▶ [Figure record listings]
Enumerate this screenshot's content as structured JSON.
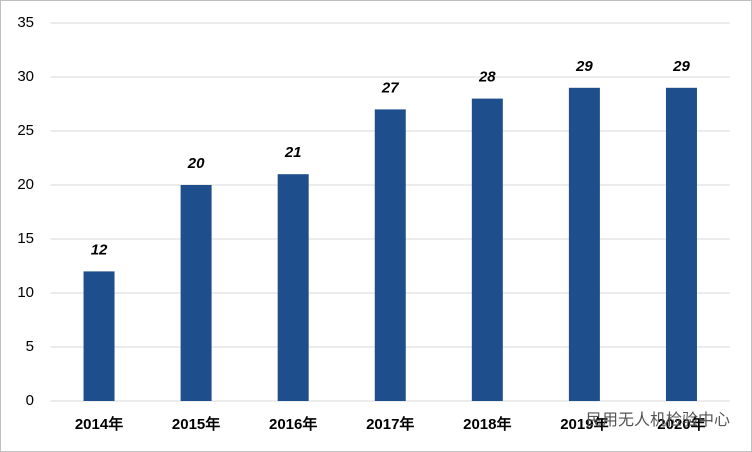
{
  "chart_data": {
    "type": "bar",
    "categories": [
      "2014年",
      "2015年",
      "2016年",
      "2017年",
      "2018年",
      "2019年",
      "2020年"
    ],
    "values": [
      12,
      20,
      21,
      27,
      28,
      29,
      29
    ],
    "color": "#1f4e8c",
    "ylim": [
      0,
      35
    ],
    "yticks": [
      0,
      5,
      10,
      15,
      20,
      25,
      30,
      35
    ],
    "grid": true,
    "watermark": "民用无人机检验中心"
  }
}
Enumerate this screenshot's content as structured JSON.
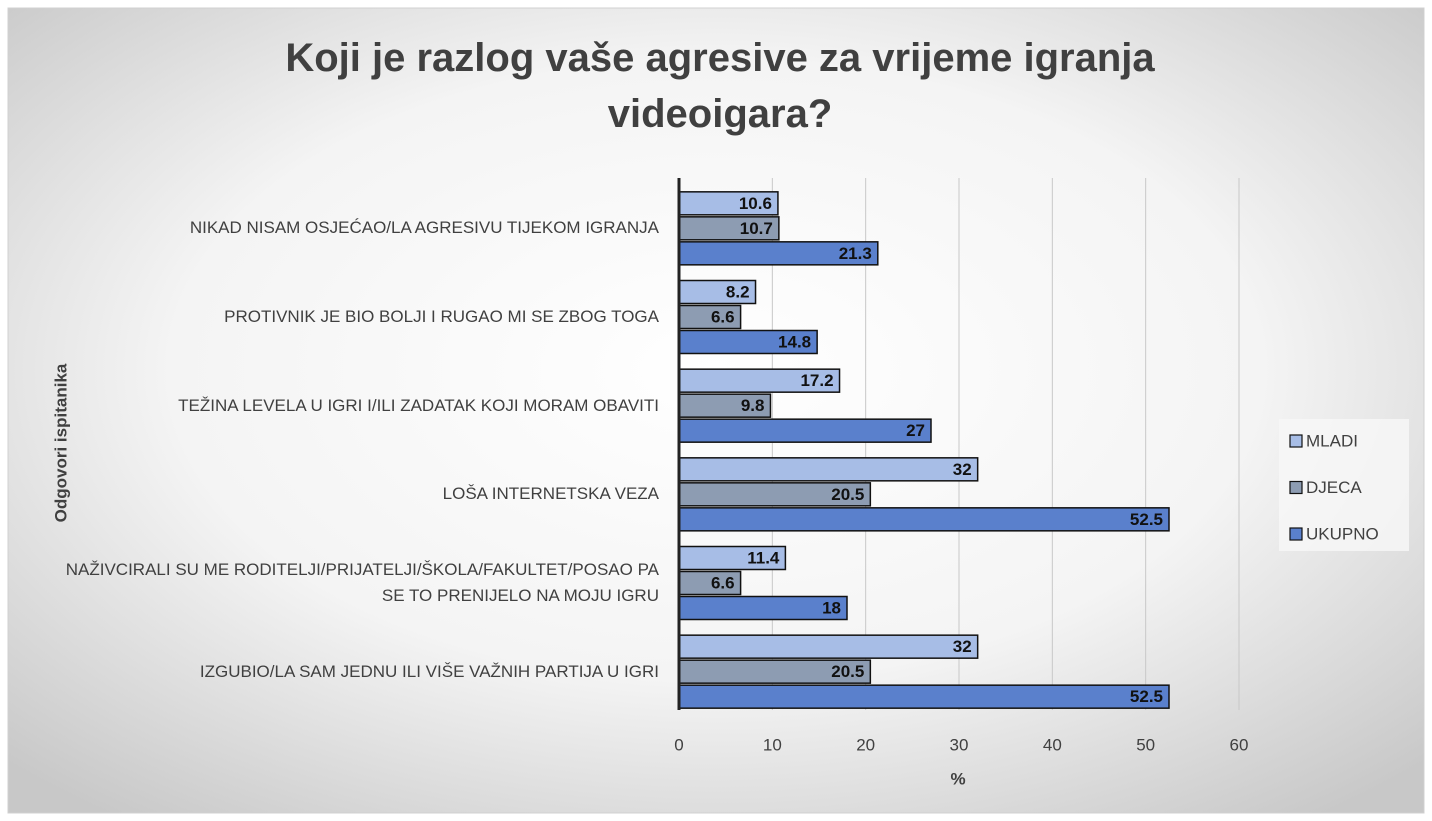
{
  "chart_data": {
    "type": "barh",
    "title": "Koji je razlog vaše agresive za vrijeme igranja videoigara?",
    "xlabel": "%",
    "ylabel": "Odgovori ispitanika",
    "categories": [
      "NIKAD NISAM OSJEĆAO/LA AGRESIVU TIJEKOM IGRANJA",
      "PROTIVNIK JE BIO BOLJI I RUGAO MI SE ZBOG TOGA",
      "TEŽINA LEVELA U IGRI I/ILI ZADATAK KOJI MORAM OBAVITI",
      "LOŠA INTERNETSKA VEZA",
      "NAŽIVCIRALI SU ME RODITELJI/PRIJATELJI/ŠKOLA/FAKULTET/POSAO PA SE TO PRENIJELO NA MOJU IGRU",
      "IZGUBIO/LA SAM JEDNU ILI VIŠE VAŽNIH PARTIJA U IGRI"
    ],
    "series": [
      {
        "name": "MLADI",
        "color": "#a7bde6",
        "values": [
          10.6,
          8.2,
          17.2,
          32,
          11.4,
          32
        ]
      },
      {
        "name": "DJECA",
        "color": "#8d9cb2",
        "values": [
          10.7,
          6.6,
          9.8,
          20.5,
          6.6,
          20.5
        ]
      },
      {
        "name": "UKUPNO",
        "color": "#5a80cc",
        "values": [
          21.3,
          14.8,
          27,
          52.5,
          18,
          52.5
        ]
      }
    ],
    "xlim": [
      0,
      60
    ],
    "xticks": [
      0,
      10,
      20,
      30,
      40,
      50,
      60
    ],
    "grid": true,
    "legend": "right"
  }
}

▶ [Task brief]
Do not include images; quote all of the entries above exactly.

▶ [Solution to this exercise]
Enumerate this screenshot's content as structured JSON.
{
  "chart_data": {
    "type": "bar",
    "categories": [
      "2014年",
      "2015年",
      "2016年",
      "2017年",
      "2018年",
      "2019年",
      "2020年"
    ],
    "values": [
      12,
      20,
      21,
      27,
      28,
      29,
      29
    ],
    "color": "#1f4e8c",
    "ylim": [
      0,
      35
    ],
    "yticks": [
      0,
      5,
      10,
      15,
      20,
      25,
      30,
      35
    ],
    "grid": true,
    "watermark": "民用无人机检验中心"
  }
}
Enumerate this screenshot's content as structured JSON.
{
  "chart_data": {
    "type": "barh",
    "title": "Koji je razlog vaše agresive za vrijeme igranja videoigara?",
    "xlabel": "%",
    "ylabel": "Odgovori ispitanika",
    "categories": [
      "NIKAD NISAM OSJEĆAO/LA AGRESIVU TIJEKOM IGRANJA",
      "PROTIVNIK JE BIO BOLJI I RUGAO MI SE ZBOG TOGA",
      "TEŽINA LEVELA U IGRI I/ILI ZADATAK KOJI MORAM OBAVITI",
      "LOŠA INTERNETSKA VEZA",
      "NAŽIVCIRALI SU ME RODITELJI/PRIJATELJI/ŠKOLA/FAKULTET/POSAO PA SE TO PRENIJELO NA MOJU IGRU",
      "IZGUBIO/LA SAM JEDNU ILI VIŠE VAŽNIH PARTIJA U IGRI"
    ],
    "series": [
      {
        "name": "MLADI",
        "color": "#a7bde6",
        "values": [
          10.6,
          8.2,
          17.2,
          32,
          11.4,
          32
        ]
      },
      {
        "name": "DJECA",
        "color": "#8d9cb2",
        "values": [
          10.7,
          6.6,
          9.8,
          20.5,
          6.6,
          20.5
        ]
      },
      {
        "name": "UKUPNO",
        "color": "#5a80cc",
        "values": [
          21.3,
          14.8,
          27,
          52.5,
          18,
          52.5
        ]
      }
    ],
    "xlim": [
      0,
      60
    ],
    "xticks": [
      0,
      10,
      20,
      30,
      40,
      50,
      60
    ],
    "grid": true,
    "legend": "right"
  }
}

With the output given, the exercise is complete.